Request: Return the count of lines that mention "costs", with no other words.
--
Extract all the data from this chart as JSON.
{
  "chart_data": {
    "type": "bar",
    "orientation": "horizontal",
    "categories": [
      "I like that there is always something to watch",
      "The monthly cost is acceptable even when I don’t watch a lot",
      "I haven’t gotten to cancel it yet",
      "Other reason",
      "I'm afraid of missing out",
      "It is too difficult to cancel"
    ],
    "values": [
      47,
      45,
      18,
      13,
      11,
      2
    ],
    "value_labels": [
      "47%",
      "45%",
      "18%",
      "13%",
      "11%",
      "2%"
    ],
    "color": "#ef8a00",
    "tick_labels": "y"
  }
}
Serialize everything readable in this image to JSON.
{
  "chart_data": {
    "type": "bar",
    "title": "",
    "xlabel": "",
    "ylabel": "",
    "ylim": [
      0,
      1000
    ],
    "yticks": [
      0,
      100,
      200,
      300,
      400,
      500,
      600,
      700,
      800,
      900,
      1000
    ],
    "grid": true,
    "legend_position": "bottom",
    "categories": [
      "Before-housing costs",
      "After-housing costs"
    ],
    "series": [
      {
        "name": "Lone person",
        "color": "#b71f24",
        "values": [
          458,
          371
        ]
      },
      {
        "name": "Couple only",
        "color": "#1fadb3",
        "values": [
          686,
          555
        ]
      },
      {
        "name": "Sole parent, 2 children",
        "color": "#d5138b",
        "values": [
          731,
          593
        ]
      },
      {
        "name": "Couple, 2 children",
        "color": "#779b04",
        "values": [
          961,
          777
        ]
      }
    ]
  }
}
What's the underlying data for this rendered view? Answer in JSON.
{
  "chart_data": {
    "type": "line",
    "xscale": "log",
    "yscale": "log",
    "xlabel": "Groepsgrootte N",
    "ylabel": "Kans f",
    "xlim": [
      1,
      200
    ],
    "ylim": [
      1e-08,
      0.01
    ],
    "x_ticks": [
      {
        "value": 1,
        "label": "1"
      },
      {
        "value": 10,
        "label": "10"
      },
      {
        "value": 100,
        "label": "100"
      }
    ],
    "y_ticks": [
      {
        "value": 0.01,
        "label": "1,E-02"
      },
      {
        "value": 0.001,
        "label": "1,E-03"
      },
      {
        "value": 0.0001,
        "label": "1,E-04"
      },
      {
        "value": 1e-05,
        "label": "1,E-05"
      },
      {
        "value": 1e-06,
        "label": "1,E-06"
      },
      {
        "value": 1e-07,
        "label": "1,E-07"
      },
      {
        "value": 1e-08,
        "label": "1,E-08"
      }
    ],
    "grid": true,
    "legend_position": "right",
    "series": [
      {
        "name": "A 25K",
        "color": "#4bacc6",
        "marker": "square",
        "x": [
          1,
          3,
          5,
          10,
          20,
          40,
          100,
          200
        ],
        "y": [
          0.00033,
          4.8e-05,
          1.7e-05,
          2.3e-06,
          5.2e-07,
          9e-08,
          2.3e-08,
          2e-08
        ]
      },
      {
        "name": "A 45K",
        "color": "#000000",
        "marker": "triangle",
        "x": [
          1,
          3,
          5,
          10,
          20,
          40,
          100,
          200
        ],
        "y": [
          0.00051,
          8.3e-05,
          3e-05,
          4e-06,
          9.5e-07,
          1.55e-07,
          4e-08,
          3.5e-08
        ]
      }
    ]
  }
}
--
Output: 2